=== RECORDS SUPPLIED ===
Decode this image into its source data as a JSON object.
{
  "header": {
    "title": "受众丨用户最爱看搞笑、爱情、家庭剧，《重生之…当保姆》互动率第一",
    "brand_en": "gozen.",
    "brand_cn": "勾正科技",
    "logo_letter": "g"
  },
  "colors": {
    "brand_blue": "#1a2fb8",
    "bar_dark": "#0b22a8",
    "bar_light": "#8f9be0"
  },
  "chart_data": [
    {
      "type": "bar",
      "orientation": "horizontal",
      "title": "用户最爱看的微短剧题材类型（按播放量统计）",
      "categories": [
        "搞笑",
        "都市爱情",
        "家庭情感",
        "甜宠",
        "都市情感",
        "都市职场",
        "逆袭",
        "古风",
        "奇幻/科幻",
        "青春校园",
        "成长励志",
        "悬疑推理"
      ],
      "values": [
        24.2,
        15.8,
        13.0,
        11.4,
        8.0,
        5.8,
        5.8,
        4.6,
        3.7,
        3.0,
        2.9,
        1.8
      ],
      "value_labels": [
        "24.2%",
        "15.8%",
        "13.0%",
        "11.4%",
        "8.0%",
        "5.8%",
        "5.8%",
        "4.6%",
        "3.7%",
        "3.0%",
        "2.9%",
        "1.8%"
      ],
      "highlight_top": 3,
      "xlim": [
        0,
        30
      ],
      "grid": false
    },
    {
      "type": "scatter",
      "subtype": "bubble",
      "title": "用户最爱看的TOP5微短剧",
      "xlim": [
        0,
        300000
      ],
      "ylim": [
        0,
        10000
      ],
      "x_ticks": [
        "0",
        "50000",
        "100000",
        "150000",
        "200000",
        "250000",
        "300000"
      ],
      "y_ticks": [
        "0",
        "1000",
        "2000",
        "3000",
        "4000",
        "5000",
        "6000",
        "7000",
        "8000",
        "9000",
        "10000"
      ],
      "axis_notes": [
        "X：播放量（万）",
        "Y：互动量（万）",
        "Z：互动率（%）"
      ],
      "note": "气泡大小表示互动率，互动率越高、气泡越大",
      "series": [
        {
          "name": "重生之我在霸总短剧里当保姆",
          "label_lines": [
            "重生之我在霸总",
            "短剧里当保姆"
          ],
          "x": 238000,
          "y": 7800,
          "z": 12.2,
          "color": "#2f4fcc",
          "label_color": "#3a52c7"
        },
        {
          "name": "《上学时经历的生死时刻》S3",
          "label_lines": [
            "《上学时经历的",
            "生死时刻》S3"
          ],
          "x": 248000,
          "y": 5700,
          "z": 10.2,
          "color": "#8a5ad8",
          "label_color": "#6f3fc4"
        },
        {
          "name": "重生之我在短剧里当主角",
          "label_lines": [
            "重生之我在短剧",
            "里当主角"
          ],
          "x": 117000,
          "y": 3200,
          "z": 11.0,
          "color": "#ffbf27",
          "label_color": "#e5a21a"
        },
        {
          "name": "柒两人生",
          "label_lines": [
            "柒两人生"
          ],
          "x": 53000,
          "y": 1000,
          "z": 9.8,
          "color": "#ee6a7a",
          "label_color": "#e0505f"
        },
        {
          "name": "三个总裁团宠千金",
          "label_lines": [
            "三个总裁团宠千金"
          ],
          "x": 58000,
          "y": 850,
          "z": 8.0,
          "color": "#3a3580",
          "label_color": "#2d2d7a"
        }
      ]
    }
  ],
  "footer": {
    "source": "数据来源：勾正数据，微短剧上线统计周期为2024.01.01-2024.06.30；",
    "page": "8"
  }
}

=== WRITTEN EXERCISE ===
Repeat each record exactly, leaving nothing out.

=== SOLVED EXERCISE ===
Decode this image into its source data as a JSON object.
{
  "header": {
    "title": "受众丨用户最爱看搞笑、爱情、家庭剧，《重生之…当保姆》互动率第一",
    "brand_en": "gozen.",
    "brand_cn": "勾正科技",
    "logo_letter": "g"
  },
  "colors": {
    "brand_blue": "#1a2fb8",
    "bar_dark": "#0b22a8",
    "bar_light": "#8f9be0"
  },
  "chart_data": [
    {
      "type": "bar",
      "orientation": "horizontal",
      "title": "用户最爱看的微短剧题材类型（按播放量统计）",
      "categories": [
        "搞笑",
        "都市爱情",
        "家庭情感",
        "甜宠",
        "都市情感",
        "都市职场",
        "逆袭",
        "古风",
        "奇幻/科幻",
        "青春校园",
        "成长励志",
        "悬疑推理"
      ],
      "values": [
        24.2,
        15.8,
        13.0,
        11.4,
        8.0,
        5.8,
        5.8,
        4.6,
        3.7,
        3.0,
        2.9,
        1.8
      ],
      "value_labels": [
        "24.2%",
        "15.8%",
        "13.0%",
        "11.4%",
        "8.0%",
        "5.8%",
        "5.8%",
        "4.6%",
        "3.7%",
        "3.0%",
        "2.9%",
        "1.8%"
      ],
      "highlight_top": 3,
      "xlim": [
        0,
        30
      ],
      "grid": false
    },
    {
      "type": "scatter",
      "subtype": "bubble",
      "title": "用户最爱看的TOP5微短剧",
      "xlim": [
        0,
        300000
      ],
      "ylim": [
        0,
        10000
      ],
      "x_ticks": [
        "0",
        "50000",
        "100000",
        "150000",
        "200000",
        "250000",
        "300000"
      ],
      "y_ticks": [
        "0",
        "1000",
        "2000",
        "3000",
        "4000",
        "5000",
        "6000",
        "7000",
        "8000",
        "9000",
        "10000"
      ],
      "axis_notes": [
        "X：播放量（万）",
        "Y：互动量（万）",
        "Z：互动率（%）"
      ],
      "note": "气泡大小表示互动率，互动率越高、气泡越大",
      "series": [
        {
          "name": "重生之我在霸总短剧里当保姆",
          "label_lines": [
            "重生之我在霸总",
            "短剧里当保姆"
          ],
          "x": 238000,
          "y": 7800,
          "z": 12.2,
          "color": "#2f4fcc",
          "label_color": "#3a52c7"
        },
        {
          "name": "《上学时经历的生死时刻》S3",
          "label_lines": [
            "《上学时经历的",
            "生死时刻》S3"
          ],
          "x": 248000,
          "y": 5700,
          "z": 10.2,
          "color": "#8a5ad8",
          "label_color": "#6f3fc4"
        },
        {
          "name": "重生之我在短剧里当主角",
          "label_lines": [
            "重生之我在短剧",
            "里当主角"
          ],
          "x": 117000,
          "y": 3200,
          "z": 11.0,
          "color": "#ffbf27",
          "label_color": "#e5a21a"
        },
        {
          "name": "柒两人生",
          "label_lines": [
            "柒两人生"
          ],
          "x": 53000,
          "y": 1000,
          "z": 9.8,
          "color": "#ee6a7a",
          "label_color": "#e0505f"
        },
        {
          "name": "三个总裁团宠千金",
          "label_lines": [
            "三个总裁团宠千金"
          ],
          "x": 58000,
          "y": 850,
          "z": 8.0,
          "color": "#3a3580",
          "label_color": "#2d2d7a"
        }
      ]
    }
  ],
  "footer": {
    "source": "数据来源：勾正数据，微短剧上线统计周期为2024.01.01-2024.06.30；",
    "page": "8"
  }
}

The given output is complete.